Copy each line of the entries beneath that contains the word "disabled".

** start of INPUT **

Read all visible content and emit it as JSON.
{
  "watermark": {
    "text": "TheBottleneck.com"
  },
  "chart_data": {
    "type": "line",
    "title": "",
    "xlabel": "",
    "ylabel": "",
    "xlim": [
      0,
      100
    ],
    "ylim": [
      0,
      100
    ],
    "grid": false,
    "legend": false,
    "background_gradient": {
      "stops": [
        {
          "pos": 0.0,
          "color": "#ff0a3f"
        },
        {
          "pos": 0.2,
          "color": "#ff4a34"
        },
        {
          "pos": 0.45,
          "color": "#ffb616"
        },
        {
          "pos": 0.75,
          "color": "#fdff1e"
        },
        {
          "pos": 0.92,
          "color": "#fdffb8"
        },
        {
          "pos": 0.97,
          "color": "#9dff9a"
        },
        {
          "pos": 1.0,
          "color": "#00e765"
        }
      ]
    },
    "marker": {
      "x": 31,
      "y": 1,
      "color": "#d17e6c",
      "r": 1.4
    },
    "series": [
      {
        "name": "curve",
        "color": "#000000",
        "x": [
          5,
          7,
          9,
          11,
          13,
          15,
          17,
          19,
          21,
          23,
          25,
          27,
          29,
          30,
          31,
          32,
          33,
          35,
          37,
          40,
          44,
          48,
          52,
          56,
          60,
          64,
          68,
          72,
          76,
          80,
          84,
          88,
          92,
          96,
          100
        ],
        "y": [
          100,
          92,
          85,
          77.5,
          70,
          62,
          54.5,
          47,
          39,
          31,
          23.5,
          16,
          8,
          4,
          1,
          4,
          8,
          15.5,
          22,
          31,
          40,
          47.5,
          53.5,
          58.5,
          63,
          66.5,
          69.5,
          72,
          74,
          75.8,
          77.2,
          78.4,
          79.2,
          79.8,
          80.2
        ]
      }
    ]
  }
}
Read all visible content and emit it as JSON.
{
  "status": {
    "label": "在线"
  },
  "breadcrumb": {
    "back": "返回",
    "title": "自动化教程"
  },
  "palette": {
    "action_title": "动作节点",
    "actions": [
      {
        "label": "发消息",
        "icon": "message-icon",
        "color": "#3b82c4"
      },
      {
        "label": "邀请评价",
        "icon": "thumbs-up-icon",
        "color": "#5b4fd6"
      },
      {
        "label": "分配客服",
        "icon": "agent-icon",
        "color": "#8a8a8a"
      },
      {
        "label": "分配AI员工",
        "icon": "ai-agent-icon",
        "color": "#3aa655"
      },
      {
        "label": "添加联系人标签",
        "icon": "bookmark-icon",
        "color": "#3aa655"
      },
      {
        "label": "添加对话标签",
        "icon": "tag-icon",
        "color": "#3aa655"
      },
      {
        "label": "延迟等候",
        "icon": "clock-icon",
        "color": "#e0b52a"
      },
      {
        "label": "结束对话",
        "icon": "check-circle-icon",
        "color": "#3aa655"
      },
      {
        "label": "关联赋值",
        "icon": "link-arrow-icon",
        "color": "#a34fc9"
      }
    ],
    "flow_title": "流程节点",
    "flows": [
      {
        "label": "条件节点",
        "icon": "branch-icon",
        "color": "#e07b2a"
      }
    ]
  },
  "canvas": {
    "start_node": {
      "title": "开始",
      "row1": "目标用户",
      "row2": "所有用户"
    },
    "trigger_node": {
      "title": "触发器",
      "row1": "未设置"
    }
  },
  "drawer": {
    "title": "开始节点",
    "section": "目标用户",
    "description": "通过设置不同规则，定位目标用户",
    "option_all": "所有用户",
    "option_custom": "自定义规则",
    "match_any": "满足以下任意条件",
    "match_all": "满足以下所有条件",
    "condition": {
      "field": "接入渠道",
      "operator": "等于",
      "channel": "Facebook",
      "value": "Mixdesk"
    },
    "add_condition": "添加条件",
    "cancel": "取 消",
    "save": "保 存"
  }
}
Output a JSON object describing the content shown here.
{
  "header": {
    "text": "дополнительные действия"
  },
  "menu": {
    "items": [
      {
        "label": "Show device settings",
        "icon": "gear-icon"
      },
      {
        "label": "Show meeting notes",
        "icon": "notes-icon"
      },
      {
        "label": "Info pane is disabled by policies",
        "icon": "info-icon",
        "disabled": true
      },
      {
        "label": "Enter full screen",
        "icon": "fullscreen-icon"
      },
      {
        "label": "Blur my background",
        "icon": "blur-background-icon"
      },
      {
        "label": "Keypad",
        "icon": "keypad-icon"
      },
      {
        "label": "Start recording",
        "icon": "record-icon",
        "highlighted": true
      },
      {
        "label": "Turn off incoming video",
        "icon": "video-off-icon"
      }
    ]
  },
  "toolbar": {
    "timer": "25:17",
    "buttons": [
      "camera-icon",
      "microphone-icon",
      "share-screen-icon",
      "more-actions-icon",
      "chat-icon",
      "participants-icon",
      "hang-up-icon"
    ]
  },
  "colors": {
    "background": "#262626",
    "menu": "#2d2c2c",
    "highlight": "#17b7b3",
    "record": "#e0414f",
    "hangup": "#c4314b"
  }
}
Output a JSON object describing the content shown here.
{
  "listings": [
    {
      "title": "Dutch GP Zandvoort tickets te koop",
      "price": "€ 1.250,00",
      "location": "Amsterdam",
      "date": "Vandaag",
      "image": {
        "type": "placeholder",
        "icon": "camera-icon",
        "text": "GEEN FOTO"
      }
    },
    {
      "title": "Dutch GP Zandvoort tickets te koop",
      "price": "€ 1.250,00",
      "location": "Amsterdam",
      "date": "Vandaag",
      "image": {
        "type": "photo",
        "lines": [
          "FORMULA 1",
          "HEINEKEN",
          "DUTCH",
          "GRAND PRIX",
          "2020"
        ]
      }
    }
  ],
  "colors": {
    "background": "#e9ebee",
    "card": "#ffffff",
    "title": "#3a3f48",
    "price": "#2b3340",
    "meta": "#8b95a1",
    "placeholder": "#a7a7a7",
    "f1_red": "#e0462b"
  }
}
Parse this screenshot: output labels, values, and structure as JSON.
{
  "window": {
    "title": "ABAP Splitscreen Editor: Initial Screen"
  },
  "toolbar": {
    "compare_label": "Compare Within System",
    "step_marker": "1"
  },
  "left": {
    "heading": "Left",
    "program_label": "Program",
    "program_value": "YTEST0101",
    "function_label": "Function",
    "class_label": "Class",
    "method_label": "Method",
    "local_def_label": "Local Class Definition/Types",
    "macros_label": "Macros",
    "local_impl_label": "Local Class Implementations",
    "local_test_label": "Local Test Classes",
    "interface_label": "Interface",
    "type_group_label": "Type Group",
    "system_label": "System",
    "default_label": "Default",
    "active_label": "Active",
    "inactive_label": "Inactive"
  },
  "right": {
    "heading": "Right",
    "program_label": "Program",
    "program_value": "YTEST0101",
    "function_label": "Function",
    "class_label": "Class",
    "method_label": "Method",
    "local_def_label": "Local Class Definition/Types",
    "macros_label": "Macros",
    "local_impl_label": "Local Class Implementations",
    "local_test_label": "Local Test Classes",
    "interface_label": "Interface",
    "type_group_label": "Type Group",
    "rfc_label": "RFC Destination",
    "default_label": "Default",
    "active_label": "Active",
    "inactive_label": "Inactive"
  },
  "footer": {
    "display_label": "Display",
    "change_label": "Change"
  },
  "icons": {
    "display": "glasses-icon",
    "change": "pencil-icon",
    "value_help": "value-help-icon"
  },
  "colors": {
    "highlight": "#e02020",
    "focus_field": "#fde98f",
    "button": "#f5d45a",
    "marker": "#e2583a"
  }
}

** end of INPUT **

RESULT FOR THIS TASK
        "label": "Info pane is disabled by policies",
        "disabled": true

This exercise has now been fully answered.